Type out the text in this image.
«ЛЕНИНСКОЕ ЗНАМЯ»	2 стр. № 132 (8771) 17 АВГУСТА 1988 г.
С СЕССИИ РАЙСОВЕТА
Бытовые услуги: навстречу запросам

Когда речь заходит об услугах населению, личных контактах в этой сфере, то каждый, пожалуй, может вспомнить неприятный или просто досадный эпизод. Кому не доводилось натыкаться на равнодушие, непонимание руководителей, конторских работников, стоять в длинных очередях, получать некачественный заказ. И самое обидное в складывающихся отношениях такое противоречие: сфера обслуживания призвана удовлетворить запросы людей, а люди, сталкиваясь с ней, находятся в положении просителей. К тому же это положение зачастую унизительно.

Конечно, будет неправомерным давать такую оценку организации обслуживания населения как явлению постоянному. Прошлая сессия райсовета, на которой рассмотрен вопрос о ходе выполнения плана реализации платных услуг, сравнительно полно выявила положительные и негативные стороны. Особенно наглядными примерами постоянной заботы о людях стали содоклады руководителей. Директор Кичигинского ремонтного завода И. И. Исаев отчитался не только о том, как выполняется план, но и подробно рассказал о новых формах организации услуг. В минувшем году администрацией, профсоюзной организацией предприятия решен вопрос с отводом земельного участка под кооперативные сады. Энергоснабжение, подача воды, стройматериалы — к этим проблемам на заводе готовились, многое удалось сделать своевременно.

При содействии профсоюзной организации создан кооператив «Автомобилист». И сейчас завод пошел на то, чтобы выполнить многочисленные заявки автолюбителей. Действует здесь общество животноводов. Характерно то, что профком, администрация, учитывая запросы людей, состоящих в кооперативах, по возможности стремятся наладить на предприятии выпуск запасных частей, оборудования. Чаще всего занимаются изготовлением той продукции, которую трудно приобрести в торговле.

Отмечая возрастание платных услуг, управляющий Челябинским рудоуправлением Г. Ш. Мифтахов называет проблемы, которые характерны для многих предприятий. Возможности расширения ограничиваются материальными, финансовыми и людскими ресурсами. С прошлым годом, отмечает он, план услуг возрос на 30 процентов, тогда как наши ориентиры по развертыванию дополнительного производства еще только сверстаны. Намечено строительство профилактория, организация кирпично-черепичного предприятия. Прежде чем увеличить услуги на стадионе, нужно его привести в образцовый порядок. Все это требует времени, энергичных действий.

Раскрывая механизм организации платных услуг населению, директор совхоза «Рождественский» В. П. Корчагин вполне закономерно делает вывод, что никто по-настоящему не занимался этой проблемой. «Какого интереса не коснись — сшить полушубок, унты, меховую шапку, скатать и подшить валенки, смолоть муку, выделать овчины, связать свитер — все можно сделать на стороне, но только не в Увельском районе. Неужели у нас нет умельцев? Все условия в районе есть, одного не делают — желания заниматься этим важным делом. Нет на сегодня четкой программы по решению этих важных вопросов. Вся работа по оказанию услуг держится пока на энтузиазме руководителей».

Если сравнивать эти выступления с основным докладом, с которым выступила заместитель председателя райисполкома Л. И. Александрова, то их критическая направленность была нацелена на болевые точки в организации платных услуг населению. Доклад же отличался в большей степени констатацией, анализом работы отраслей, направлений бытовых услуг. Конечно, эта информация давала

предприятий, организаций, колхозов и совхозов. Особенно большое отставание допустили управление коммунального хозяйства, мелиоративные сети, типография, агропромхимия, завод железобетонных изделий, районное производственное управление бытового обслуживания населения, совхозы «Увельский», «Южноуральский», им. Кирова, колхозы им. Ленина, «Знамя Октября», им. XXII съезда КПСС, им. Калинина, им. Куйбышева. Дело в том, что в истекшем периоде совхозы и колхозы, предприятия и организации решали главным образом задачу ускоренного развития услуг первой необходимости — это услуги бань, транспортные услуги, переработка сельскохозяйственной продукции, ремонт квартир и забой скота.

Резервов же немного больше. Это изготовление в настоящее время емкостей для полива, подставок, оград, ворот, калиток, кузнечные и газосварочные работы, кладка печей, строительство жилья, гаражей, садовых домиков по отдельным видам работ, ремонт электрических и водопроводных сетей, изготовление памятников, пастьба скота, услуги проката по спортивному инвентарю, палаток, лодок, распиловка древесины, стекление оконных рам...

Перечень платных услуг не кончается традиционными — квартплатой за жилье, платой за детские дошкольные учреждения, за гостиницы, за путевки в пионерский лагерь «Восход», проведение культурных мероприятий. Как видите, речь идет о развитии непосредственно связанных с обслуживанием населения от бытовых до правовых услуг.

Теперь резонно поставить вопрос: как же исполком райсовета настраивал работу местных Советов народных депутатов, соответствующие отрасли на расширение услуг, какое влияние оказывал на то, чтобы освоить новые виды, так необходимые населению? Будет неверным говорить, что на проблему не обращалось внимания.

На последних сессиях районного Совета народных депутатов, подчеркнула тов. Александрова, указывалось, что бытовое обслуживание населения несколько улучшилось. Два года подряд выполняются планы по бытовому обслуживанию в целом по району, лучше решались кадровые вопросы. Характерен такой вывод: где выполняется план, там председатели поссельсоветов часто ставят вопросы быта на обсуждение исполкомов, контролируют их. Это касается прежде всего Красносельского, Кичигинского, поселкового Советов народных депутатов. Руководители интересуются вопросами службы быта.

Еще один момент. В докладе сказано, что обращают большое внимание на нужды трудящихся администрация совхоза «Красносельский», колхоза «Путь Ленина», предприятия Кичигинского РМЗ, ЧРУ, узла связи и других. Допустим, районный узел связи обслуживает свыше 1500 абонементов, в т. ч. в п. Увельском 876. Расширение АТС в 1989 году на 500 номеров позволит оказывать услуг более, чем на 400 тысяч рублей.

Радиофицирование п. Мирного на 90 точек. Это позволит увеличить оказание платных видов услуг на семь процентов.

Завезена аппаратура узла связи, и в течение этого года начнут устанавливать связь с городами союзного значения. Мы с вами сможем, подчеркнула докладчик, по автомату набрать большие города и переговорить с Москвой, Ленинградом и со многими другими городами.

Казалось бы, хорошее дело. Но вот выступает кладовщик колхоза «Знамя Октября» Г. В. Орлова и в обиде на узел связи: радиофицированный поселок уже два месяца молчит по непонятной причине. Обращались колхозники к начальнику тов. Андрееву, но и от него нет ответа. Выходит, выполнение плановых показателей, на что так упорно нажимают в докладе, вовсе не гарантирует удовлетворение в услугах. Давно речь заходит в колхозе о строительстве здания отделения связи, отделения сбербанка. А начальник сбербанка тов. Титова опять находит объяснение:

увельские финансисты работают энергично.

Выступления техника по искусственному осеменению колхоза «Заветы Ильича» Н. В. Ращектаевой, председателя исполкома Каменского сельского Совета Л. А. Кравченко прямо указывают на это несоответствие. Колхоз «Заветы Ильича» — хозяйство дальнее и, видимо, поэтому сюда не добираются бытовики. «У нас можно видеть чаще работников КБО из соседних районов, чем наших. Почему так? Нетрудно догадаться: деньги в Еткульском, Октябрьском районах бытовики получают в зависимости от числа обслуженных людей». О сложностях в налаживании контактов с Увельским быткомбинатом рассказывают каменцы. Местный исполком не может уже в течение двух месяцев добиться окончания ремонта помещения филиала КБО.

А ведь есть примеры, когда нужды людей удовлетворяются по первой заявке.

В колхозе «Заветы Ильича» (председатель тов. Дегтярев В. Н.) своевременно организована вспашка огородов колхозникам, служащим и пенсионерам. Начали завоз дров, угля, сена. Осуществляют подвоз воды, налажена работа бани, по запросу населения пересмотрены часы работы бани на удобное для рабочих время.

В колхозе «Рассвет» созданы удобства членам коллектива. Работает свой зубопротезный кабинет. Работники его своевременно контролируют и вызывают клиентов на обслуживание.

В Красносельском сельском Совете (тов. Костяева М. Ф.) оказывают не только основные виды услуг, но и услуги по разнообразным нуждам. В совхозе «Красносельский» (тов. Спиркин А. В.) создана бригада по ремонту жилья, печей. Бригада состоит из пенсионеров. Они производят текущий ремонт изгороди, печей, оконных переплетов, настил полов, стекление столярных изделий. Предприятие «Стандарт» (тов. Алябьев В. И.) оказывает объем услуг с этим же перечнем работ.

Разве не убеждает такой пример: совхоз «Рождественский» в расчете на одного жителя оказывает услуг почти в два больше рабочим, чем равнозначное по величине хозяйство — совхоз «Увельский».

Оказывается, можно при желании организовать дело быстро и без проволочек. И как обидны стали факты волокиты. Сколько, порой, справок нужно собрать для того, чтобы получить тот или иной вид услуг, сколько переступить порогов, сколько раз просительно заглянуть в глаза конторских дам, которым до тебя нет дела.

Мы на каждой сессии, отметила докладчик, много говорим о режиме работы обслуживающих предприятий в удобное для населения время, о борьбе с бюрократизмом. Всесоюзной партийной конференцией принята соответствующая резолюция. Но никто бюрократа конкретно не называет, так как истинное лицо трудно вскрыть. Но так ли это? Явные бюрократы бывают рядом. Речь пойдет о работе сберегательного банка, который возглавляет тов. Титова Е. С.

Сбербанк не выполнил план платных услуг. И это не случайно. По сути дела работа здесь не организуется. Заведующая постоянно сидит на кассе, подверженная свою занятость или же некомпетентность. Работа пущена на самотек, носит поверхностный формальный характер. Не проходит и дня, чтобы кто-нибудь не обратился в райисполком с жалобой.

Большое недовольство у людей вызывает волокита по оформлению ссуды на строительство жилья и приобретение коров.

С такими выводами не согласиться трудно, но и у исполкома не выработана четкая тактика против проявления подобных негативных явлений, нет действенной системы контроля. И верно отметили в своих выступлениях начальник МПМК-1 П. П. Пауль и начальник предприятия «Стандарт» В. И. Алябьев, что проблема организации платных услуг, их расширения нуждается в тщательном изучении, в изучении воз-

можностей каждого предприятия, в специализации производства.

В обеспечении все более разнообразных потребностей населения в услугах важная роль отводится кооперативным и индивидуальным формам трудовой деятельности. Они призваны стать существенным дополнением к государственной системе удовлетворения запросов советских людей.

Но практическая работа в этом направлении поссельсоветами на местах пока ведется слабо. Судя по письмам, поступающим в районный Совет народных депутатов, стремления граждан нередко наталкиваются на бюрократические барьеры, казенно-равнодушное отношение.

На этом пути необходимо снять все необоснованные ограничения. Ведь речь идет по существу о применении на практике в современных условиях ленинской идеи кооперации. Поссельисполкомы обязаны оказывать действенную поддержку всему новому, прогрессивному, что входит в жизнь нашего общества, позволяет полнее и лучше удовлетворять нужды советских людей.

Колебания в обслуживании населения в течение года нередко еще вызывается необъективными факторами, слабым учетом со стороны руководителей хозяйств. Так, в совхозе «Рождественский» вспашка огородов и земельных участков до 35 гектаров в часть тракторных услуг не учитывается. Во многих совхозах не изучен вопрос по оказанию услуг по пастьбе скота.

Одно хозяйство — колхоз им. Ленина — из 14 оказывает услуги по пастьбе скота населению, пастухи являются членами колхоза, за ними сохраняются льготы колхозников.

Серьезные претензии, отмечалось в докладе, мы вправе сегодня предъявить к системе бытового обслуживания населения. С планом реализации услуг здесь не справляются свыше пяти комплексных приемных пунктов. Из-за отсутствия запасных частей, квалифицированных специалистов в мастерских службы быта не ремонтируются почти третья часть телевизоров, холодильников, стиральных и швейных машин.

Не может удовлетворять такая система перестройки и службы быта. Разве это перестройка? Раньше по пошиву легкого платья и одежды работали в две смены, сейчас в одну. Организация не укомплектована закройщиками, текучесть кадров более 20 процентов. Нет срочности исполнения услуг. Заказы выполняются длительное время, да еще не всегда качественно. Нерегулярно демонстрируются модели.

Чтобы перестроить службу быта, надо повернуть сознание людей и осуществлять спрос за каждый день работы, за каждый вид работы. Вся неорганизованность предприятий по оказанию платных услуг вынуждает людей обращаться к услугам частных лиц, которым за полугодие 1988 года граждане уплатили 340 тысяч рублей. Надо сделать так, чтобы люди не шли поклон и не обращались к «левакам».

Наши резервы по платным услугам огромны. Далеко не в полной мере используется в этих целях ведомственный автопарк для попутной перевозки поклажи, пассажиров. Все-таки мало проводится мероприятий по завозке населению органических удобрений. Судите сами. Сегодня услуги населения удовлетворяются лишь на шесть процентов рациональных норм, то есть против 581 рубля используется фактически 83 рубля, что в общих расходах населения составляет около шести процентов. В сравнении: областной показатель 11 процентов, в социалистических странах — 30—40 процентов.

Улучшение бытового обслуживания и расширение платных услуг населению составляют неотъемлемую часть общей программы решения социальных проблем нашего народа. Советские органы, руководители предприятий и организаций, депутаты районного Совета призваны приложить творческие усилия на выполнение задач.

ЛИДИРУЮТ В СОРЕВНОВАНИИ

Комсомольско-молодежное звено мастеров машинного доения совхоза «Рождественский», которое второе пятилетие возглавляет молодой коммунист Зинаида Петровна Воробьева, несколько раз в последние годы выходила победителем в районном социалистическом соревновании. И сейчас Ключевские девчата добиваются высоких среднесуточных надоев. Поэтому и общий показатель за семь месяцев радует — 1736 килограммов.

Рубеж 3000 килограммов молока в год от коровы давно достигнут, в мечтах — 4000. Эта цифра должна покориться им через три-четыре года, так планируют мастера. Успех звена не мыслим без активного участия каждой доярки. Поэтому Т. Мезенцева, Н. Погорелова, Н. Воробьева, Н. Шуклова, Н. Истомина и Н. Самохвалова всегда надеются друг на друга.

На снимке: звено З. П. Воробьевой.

---

WHAT YOU HAVE TO DO:
Read through the data and copy every line where "советских" shows up.

ANSWER BELOW:
В обеспечении все более разнообразных потребностей населения в услугах важная роль отводится кооперативным и индивидуальным формам трудовой деятельности. Они призваны стать существенным дополнением к государственной системе удовлетворения запросов советских людей.
На этом пути необходимо снять все необоснованные ограничения. Ведь речь идет по существу о применении на практике в современных условиях ленинской идеи кооперации. Поссельисполкомы обязаны оказывать действенную поддержку всему новому, прогрессивному, что входит в жизнь нашего общества, позволяет полнее и лучше удовлетворять нужды советских людей.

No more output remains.